The request :: Wherever the string "Verpflichtungsperiode" occurs in a line of these records, report that line.

Supplied data ::
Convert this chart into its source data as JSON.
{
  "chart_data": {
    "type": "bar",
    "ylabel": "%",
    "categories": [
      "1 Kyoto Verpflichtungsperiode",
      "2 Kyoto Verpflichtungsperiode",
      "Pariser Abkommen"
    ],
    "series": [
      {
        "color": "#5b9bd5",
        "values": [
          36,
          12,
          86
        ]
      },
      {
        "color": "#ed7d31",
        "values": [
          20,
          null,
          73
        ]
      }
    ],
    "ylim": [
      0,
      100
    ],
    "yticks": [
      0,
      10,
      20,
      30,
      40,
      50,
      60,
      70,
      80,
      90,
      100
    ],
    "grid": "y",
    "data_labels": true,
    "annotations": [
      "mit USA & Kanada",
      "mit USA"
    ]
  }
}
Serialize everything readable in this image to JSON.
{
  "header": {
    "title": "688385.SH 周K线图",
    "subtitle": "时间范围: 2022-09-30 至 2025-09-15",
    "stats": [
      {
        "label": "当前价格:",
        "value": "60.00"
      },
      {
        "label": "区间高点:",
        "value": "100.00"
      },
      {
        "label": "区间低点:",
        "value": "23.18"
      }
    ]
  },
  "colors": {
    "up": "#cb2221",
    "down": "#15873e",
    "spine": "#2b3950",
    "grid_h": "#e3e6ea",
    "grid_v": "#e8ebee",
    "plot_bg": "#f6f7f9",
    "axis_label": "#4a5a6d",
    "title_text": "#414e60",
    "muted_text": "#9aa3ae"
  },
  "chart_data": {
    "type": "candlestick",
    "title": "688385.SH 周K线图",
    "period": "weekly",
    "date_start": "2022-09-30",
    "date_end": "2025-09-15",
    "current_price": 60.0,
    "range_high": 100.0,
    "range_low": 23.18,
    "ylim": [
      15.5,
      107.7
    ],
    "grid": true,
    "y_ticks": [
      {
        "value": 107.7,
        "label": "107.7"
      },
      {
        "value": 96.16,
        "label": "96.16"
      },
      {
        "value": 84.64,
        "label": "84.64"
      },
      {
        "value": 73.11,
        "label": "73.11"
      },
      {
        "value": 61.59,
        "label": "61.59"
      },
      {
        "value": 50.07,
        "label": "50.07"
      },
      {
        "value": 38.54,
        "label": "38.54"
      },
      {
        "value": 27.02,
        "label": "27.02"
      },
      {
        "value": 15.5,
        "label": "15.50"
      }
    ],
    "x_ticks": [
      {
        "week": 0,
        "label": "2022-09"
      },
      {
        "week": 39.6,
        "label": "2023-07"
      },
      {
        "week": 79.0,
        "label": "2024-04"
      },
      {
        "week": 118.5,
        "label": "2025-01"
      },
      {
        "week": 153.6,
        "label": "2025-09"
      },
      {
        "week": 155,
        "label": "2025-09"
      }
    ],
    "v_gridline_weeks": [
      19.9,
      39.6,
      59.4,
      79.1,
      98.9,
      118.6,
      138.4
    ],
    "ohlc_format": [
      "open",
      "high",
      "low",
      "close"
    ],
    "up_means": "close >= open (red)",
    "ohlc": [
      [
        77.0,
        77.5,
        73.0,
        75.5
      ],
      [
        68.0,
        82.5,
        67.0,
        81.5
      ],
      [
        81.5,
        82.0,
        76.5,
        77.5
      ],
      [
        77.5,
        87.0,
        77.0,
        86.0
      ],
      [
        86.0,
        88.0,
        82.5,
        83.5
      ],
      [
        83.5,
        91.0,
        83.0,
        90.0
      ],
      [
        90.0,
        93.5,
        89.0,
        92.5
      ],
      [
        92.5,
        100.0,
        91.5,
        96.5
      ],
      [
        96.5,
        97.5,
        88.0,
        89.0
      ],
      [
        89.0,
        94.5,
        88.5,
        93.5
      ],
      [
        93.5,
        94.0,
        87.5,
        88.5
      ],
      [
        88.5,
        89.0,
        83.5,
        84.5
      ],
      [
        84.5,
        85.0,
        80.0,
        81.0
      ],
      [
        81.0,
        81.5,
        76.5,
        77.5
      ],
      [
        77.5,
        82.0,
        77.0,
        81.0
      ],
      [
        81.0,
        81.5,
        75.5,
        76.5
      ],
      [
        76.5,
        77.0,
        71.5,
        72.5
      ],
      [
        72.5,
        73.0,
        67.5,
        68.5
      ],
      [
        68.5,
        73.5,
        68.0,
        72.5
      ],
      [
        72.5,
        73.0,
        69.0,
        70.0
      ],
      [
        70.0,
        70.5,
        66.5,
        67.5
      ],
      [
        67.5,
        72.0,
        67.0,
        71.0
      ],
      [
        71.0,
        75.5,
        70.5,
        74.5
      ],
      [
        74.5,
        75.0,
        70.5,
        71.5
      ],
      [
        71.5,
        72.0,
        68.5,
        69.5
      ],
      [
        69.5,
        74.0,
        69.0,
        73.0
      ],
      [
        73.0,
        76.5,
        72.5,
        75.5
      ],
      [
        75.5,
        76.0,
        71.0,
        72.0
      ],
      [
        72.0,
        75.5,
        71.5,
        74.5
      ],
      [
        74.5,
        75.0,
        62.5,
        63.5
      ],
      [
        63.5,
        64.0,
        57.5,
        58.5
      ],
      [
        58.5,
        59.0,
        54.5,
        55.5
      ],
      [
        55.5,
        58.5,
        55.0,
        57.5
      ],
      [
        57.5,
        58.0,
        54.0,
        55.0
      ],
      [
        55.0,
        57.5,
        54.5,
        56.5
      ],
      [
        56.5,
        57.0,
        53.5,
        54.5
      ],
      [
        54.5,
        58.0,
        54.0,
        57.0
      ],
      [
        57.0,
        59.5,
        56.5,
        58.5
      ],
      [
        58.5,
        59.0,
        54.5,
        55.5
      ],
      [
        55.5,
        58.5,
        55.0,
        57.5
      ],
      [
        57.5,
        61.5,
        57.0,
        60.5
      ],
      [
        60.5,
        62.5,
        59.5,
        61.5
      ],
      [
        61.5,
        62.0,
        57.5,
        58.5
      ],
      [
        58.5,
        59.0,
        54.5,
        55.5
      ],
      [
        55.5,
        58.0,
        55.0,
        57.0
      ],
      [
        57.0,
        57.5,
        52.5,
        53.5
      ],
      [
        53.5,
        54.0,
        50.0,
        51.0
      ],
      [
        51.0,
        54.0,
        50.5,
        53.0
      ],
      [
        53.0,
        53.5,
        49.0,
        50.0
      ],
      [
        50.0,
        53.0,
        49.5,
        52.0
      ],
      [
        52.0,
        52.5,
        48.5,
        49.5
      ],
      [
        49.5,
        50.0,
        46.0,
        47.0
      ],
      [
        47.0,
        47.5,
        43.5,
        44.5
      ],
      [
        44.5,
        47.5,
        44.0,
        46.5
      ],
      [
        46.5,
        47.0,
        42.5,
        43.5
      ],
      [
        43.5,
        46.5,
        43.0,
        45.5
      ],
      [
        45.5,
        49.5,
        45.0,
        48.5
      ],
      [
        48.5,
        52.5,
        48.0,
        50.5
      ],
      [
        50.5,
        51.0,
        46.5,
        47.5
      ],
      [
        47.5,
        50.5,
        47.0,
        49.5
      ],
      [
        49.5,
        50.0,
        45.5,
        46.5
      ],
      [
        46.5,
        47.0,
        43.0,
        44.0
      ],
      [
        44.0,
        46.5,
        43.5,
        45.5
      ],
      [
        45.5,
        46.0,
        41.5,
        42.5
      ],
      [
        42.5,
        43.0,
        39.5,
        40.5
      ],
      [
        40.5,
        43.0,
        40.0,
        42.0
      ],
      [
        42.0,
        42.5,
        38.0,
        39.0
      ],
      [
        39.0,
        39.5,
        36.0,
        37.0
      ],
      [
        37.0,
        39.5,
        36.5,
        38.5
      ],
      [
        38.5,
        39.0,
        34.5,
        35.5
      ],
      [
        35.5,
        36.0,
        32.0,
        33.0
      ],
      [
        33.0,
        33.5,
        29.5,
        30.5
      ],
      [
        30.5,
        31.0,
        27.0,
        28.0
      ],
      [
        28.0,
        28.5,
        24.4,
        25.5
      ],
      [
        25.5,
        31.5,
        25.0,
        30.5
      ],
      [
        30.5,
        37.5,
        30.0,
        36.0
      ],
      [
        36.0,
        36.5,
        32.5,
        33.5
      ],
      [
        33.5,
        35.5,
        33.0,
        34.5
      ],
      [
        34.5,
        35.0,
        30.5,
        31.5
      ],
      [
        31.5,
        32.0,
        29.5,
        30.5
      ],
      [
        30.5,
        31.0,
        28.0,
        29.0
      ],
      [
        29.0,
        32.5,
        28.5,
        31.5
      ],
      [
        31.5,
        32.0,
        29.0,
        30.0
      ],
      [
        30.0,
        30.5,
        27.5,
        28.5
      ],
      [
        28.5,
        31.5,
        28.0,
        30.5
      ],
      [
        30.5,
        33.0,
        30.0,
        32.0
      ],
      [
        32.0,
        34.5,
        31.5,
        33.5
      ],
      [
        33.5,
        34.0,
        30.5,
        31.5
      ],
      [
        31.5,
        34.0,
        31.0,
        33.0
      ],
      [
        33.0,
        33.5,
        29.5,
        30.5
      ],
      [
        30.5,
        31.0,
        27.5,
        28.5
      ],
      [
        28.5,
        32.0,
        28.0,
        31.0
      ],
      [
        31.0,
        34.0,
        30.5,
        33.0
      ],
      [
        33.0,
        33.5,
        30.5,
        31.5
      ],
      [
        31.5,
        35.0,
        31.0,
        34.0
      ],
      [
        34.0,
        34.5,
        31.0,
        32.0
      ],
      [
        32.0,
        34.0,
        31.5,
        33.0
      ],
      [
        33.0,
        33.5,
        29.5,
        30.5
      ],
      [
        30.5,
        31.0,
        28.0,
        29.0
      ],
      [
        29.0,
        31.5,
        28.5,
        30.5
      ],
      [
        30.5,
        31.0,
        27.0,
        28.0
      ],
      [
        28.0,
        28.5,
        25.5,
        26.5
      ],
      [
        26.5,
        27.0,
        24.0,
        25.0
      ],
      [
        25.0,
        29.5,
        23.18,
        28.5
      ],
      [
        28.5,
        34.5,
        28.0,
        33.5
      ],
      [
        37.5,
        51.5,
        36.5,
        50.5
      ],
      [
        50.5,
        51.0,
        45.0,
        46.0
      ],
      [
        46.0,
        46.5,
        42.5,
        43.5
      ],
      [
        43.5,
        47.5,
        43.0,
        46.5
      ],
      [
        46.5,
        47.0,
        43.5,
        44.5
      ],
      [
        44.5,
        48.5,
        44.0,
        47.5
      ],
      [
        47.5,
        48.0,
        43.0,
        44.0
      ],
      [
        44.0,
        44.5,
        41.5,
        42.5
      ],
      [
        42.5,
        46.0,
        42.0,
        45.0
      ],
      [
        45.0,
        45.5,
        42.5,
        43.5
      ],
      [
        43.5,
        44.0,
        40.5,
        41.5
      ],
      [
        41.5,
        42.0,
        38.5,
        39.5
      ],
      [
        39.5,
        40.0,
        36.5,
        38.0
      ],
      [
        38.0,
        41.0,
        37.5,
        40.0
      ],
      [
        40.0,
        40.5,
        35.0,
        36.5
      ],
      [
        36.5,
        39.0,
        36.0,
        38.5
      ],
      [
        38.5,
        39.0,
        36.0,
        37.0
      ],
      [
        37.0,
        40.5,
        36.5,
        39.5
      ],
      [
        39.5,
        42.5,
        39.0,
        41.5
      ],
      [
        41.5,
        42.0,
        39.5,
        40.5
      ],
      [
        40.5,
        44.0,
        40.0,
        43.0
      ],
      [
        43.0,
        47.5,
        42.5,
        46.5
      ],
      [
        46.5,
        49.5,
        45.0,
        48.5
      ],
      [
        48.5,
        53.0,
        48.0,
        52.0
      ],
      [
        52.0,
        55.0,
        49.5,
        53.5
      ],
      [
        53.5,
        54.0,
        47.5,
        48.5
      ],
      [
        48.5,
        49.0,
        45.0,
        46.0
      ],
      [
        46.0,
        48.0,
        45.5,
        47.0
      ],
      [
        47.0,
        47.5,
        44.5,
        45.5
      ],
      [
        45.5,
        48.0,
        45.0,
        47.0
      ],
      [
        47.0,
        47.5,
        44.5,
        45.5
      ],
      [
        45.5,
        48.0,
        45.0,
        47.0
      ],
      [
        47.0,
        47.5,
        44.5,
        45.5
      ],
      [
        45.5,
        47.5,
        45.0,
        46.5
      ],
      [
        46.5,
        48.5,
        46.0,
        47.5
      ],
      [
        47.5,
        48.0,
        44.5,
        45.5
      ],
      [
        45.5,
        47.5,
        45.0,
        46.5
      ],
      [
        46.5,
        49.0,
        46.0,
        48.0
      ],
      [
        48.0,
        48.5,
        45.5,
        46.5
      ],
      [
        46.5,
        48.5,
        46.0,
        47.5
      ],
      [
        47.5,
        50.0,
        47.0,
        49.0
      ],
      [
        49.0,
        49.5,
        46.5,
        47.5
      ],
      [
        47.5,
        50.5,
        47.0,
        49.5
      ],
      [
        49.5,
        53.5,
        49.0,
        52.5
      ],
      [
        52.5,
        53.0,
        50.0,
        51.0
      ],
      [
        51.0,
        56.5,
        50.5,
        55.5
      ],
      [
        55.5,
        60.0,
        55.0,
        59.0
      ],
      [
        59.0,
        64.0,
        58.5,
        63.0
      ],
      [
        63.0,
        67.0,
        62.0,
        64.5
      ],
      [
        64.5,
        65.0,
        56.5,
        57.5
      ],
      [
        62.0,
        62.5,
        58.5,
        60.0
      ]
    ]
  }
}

Solution to the exercise ::
      "1 Kyoto Verpflichtungsperiode",
      "2 Kyoto Verpflichtungsperiode",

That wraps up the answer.